# breakeven cuttoff grade (minería)



## Caliban

Es un curso en Optimización de la Planificación Minera y dice:

This course introduces the importance of designing a block model, *determining the breakeven vs. optimum cutoff grade* to define a sound production strategy within the mining operation. 

Entiendo el significado de breakeven de "rentable" "Punto de equilibrio", pero en este contexto minero ¿cómo funcionaría mejor?

_Este curso explica la importancia de diseñar un modelo de bloques, *determinar (¿elegir entre?) la ley de corte óptima o la de punto de equilibrio/rentable* para definir una estrategia sensata de producción dentro de la operación minera._

Gracias de antemano,
Caliban


----------



## William Stein

Hi,
Why is "grade" = "ley". Is it about the degree of purity of an alloy or something?
I guess the "breakeven grade" is the "grade" at which the profits and expenses just balance each other out ("equilibrio económico"?) whereas the "optimum cutoff grade" would be the degree of purity that maxmizes profits (maybe the idea of "cutoff" is that if you try to go above that degree of purity the processing costs are so high that the profits are lower)


----------



## Caliban

Hey William,
Yes, cut-off grade is "ley de corte" in Spanish, but I don´t know how breakeven vs optimum cut-off grade would be translated... 

*ley de corte (min), cut-off grade, es aquélla por debajo de la cual un yacimiento no es económicamente explotable; corresponde a la ley más baja que puede tener un cuerpo mineralizado para ser extraído con beneficio económico*


----------



## William Stein

Caliban said:


> Hey William,
> Yes, cut-off grade is "ley de corte" in Spanish, but I don´t know how breakeven vs optimum cut-off grade would be translated...

### Solicitud 1
Cita tal cual el tramo de las filas de abajo que comienza en la fila que contiene "contour-line — [391, 288, 554, 344]" y llega hasta la última fila, con ambos extremos incluidos.

### Material del ejercicio
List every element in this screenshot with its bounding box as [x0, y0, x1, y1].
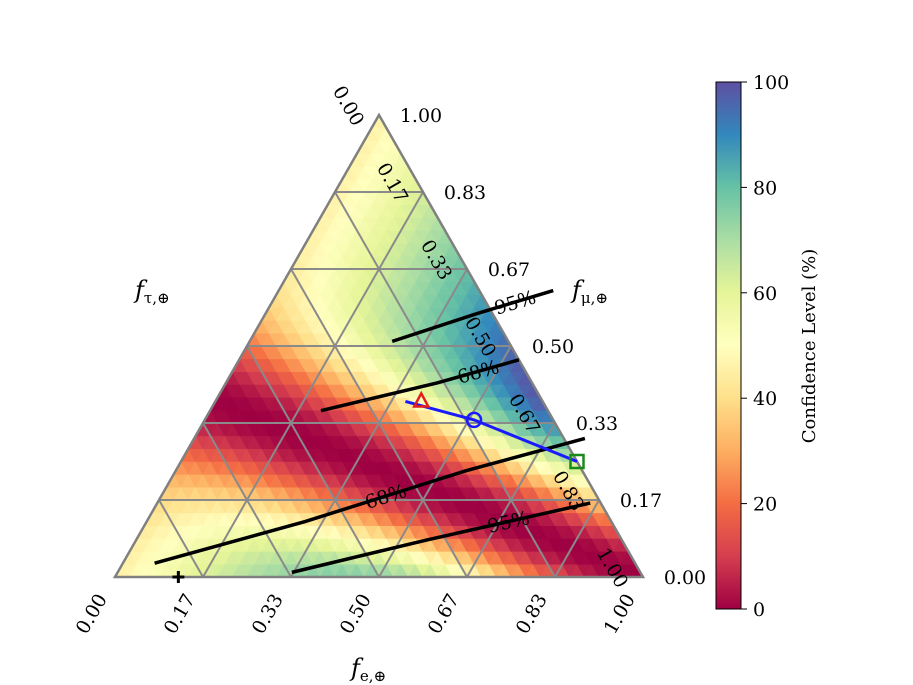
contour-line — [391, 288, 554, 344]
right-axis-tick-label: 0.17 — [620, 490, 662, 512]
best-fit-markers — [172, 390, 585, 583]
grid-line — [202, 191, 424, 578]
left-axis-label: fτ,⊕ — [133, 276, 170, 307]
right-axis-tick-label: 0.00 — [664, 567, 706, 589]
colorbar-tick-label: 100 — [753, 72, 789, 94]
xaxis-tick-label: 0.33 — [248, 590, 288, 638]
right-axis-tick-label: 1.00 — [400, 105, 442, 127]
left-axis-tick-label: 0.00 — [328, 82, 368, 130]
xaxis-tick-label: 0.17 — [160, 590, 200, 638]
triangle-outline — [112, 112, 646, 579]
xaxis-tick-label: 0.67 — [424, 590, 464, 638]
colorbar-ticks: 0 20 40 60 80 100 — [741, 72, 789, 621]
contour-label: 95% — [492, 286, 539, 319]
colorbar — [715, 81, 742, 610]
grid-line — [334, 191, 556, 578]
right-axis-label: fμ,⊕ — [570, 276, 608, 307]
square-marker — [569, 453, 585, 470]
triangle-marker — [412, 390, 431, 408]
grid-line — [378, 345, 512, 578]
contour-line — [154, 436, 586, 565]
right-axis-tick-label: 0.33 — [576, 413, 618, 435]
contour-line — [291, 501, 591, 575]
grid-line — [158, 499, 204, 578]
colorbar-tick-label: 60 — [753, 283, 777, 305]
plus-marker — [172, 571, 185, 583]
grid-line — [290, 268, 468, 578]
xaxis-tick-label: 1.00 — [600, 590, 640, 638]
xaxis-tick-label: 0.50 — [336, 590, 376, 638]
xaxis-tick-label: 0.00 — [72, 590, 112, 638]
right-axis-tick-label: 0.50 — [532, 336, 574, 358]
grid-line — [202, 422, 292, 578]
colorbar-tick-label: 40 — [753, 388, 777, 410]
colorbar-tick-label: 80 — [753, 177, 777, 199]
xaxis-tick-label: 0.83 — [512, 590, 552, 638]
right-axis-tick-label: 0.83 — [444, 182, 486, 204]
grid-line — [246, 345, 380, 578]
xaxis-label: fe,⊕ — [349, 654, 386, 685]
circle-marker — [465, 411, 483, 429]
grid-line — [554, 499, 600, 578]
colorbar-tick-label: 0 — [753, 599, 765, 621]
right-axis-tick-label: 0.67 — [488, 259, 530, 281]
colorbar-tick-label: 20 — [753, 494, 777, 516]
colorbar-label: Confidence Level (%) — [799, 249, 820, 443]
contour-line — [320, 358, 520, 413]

### Solicitud 2
Imprime sin cambios el pasaje del hilo sobre la ley de corte que comienza con las palabras "I guess the" y termina con "profits are lower)".

### Respuesta final 1
contour-line — [391, 288, 554, 344]
right-axis-tick-label: 0.17 — [620, 490, 662, 512]
best-fit-markers — [172, 390, 585, 583]
grid-line — [202, 191, 424, 578]
left-axis-label: fτ,⊕ — [133, 276, 170, 307]
right-axis-tick-label: 0.00 — [664, 567, 706, 589]
colorbar-tick-label: 100 — [753, 72, 789, 94]
xaxis-tick-label: 0.33 — [248, 590, 288, 638]
right-axis-tick-label: 1.00 — [400, 105, 442, 127]
left-axis-tick-label: 0.00 — [328, 82, 368, 130]
xaxis-tick-label: 0.17 — [160, 590, 200, 638]
triangle-outline — [112, 112, 646, 579]
xaxis-tick-label: 0.67 — [424, 590, 464, 638]
colorbar-ticks: 0 20 40 60 80 100 — [741, 72, 789, 621]
contour-label: 95% — [492, 286, 539, 319]
colorbar — [715, 81, 742, 610]
grid-line — [334, 191, 556, 578]
right-axis-label: fμ,⊕ — [570, 276, 608, 307]
square-marker — [569, 453, 585, 470]
triangle-marker — [412, 390, 431, 408]
grid-line — [378, 345, 512, 578]
contour-line — [154, 436, 586, 565]
right-axis-tick-label: 0.33 — [576, 413, 618, 435]
contour-line — [291, 501, 591, 575]
grid-line — [158, 499, 204, 578]
colorbar-tick-label: 60 — [753, 283, 777, 305]
plus-marker — [172, 571, 185, 583]
grid-line — [290, 268, 468, 578]
xaxis-tick-label: 1.00 — [600, 590, 640, 638]
xaxis-tick-label: 0.50 — [336, 590, 376, 638]
xaxis-tick-label: 0.00 — [72, 590, 112, 638]
right-axis-tick-label: 0.50 — [532, 336, 574, 358]
grid-line — [202, 422, 292, 578]
colorbar-tick-label: 40 — [753, 388, 777, 410]
colorbar-tick-label: 80 — [753, 177, 777, 199]
xaxis-tick-label: 0.83 — [512, 590, 552, 638]
right-axis-tick-label: 0.83 — [444, 182, 486, 204]
grid-line — [246, 345, 380, 578]
xaxis-label: fe,⊕ — [349, 654, 386, 685]
circle-marker — [465, 411, 483, 429]
grid-line — [554, 499, 600, 578]
colorbar-tick-label: 0 — [753, 599, 765, 621]
right-axis-tick-label: 0.67 — [488, 259, 530, 281]
colorbar-tick-label: 20 — [753, 494, 777, 516]
colorbar-label: Confidence Level (%) — [799, 249, 820, 443]
contour-line — [320, 358, 520, 413]

### Respuesta final 2
I guess the "breakeven grade" is the "grade" at which the profits and expenses just balance each other out ("equilibrio económico"?) whereas the "optimum cutoff grade" would be the degree of purity that maxmizes profits (maybe the idea of "cutoff" is that if you try to go above that degree of purity the processing costs are so high that the profits are lower)